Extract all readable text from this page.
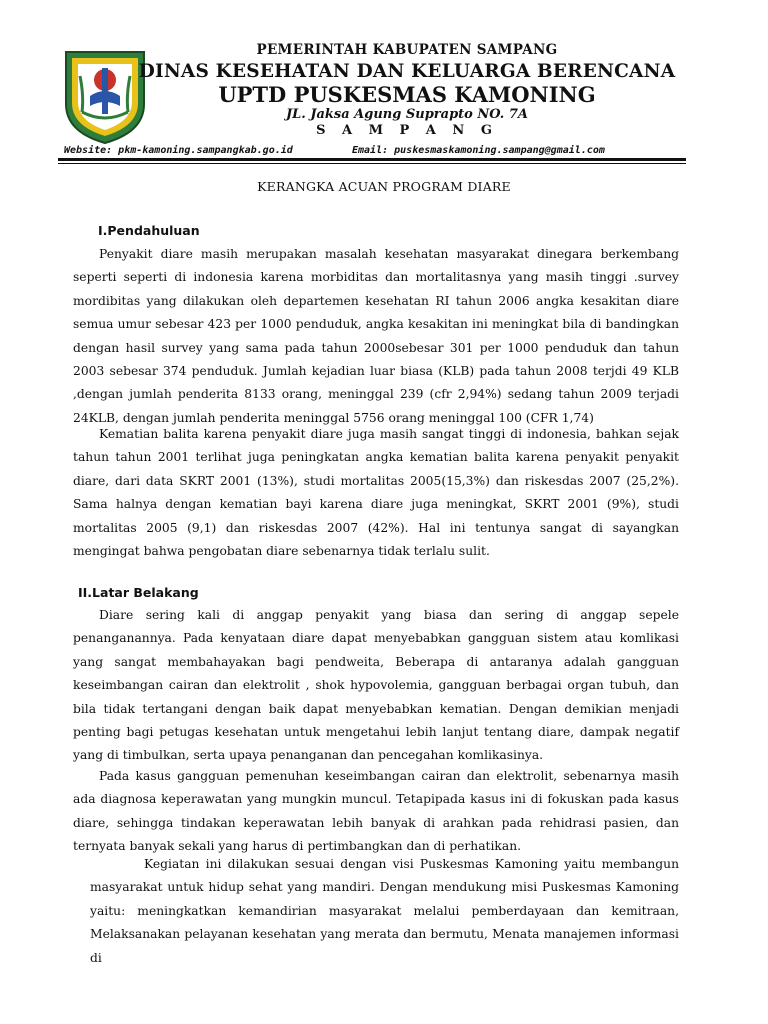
PEMERINTAH KABUPATEN SAMPANG
DINAS KESEHATAN DAN KELUARGA BERENCANA
UPTD PUSKESMAS KAMONING
JL. Jaksa Agung Suprapto NO. 7A
S A M P A N G
Website: pkm-kamoning.sampangkab.go.id	Email: puskesmaskamoning.sampang@gmail.com
KERANGKA ACUAN PROGRAM DIARE
I.Pendahuluan

Penyakit diare masih merupakan masalah kesehatan masyarakat dinegara berkembang seperti seperti di indonesia karena morbiditas dan mortalitasnya yang masih tinggi .survey mordibitas yang dilakukan oleh departemen kesehatan RI tahun 2006 angka kesakitan diare semua umur sebesar 423 per 1000 penduduk, angka kesakitan ini meningkat bila di bandingkan dengan hasil survey yang sama pada tahun 2000sebesar 301 per 1000 penduduk dan tahun 2003 sebesar 374 penduduk. Jumlah kejadian luar biasa (KLB) pada tahun 2008 terjdi 49 KLB ,dengan jumlah penderita 8133 orang, meninggal 239 (cfr 2,94%) sedang tahun 2009 terjadi 24KLB, dengan jumlah penderita meninggal 5756 orang meninggal 100 (CFR 1,74)

Kematian balita karena penyakit diare juga masih sangat tinggi di indonesia, bahkan sejak tahun tahun 2001 terlihat juga peningkatan angka kematian balita karena penyakit penyakit diare, dari data SKRT 2001 (13%), studi mortalitas 2005(15,3%) dan riskesdas 2007 (25,2%). Sama halnya dengan kematian bayi karena diare juga meningkat, SKRT 2001 (9%), studi mortalitas 2005 (9,1) dan riskesdas 2007 (42%). Hal ini tentunya sangat di sayangkan mengingat bahwa pengobatan diare sebenarnya tidak terlalu sulit.

II.Latar Belakang

Diare sering kali di anggap penyakit yang biasa dan sering di anggap sepele penanganannya. Pada kenyataan diare dapat menyebabkan gangguan sistem atau komlikasi yang sangat membahayakan bagi pendweita, Beberapa di antaranya adalah gangguan keseimbangan cairan dan elektrolit , shok hypovolemia, gangguan berbagai organ tubuh, dan bila tidak tertangani dengan baik dapat menyebabkan kematian. Dengan demikian menjadi penting bagi petugas kesehatan untuk mengetahui lebih lanjut tentang diare, dampak negatif yang di timbulkan, serta upaya penanganan dan pencegahan komlikasinya.

Pada kasus gangguan pemenuhan keseimbangan cairan dan elektrolit, sebenarnya masih ada diagnosa keperawatan yang mungkin muncul. Tetapipada kasus ini di fokuskan pada kasus diare, sehingga tindakan keperawatan lebih banyak di arahkan pada rehidrasi pasien, dan ternyata banyak sekali yang harus di pertimbangkan dan di perhatikan.

Kegiatan ini dilakukan sesuai dengan visi Puskesmas Kamoning yaitu membangun masyarakat untuk hidup sehat yang mandiri. Dengan mendukung misi Puskesmas Kamoning yaitu: meningkatkan kemandirian masyarakat melalui pemberdayaan dan kemitraan, Melaksanakan pelayanan kesehatan yang merata dan bermutu, Menata manajemen informasi di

***

What to produce: Set down the material exactly, every line of it, except for the pictures.

The response:
Extract all readable text from this page.
PEMERINTAH KABUPATEN SAMPANG
DINAS KESEHATAN DAN KELUARGA BERENCANA
UPTD PUSKESMAS KAMONING
JL. Jaksa Agung Suprapto NO. 7A
S A M P A N G
Website: pkm-kamoning.sampangkab.go.id	Email: puskesmaskamoning.sampang@gmail.com
KERANGKA ACUAN PROGRAM DIARE
I.Pendahuluan

Penyakit diare masih merupakan masalah kesehatan masyarakat dinegara berkembang seperti seperti di indonesia karena morbiditas dan mortalitasnya yang masih tinggi .survey mordibitas yang dilakukan oleh departemen kesehatan RI tahun 2006 angka kesakitan diare semua umur sebesar 423 per 1000 penduduk, angka kesakitan ini meningkat bila di bandingkan dengan hasil survey yang sama pada tahun 2000sebesar 301 per 1000 penduduk dan tahun 2003 sebesar 374 penduduk. Jumlah kejadian luar biasa (KLB) pada tahun 2008 terjdi 49 KLB ,dengan jumlah penderita 8133 orang, meninggal 239 (cfr 2,94%) sedang tahun 2009 terjadi 24KLB, dengan jumlah penderita meninggal 5756 orang meninggal 100 (CFR 1,74)

Kematian balita karena penyakit diare juga masih sangat tinggi di indonesia, bahkan sejak tahun tahun 2001 terlihat juga peningkatan angka kematian balita karena penyakit penyakit diare, dari data SKRT 2001 (13%), studi mortalitas 2005(15,3%) dan riskesdas 2007 (25,2%). Sama halnya dengan kematian bayi karena diare juga meningkat, SKRT 2001 (9%), studi mortalitas 2005 (9,1) dan riskesdas 2007 (42%). Hal ini tentunya sangat di sayangkan mengingat bahwa pengobatan diare sebenarnya tidak terlalu sulit.

II.Latar Belakang

Diare sering kali di anggap penyakit yang biasa dan sering di anggap sepele penanganannya. Pada kenyataan diare dapat menyebabkan gangguan sistem atau komlikasi yang sangat membahayakan bagi pendweita, Beberapa di antaranya adalah gangguan keseimbangan cairan dan elektrolit , shok hypovolemia, gangguan berbagai organ tubuh, dan bila tidak tertangani dengan baik dapat menyebabkan kematian. Dengan demikian menjadi penting bagi petugas kesehatan untuk mengetahui lebih lanjut tentang diare, dampak negatif yang di timbulkan, serta upaya penanganan dan pencegahan komlikasinya.

Pada kasus gangguan pemenuhan keseimbangan cairan dan elektrolit, sebenarnya masih ada diagnosa keperawatan yang mungkin muncul. Tetapipada kasus ini di fokuskan pada kasus diare, sehingga tindakan keperawatan lebih banyak di arahkan pada rehidrasi pasien, dan ternyata banyak sekali yang harus di pertimbangkan dan di perhatikan.

Kegiatan ini dilakukan sesuai dengan visi Puskesmas Kamoning yaitu membangun masyarakat untuk hidup sehat yang mandiri. Dengan mendukung misi Puskesmas Kamoning yaitu: meningkatkan kemandirian masyarakat melalui pemberdayaan dan kemitraan, Melaksanakan pelayanan kesehatan yang merata dan bermutu, Menata manajemen informasi di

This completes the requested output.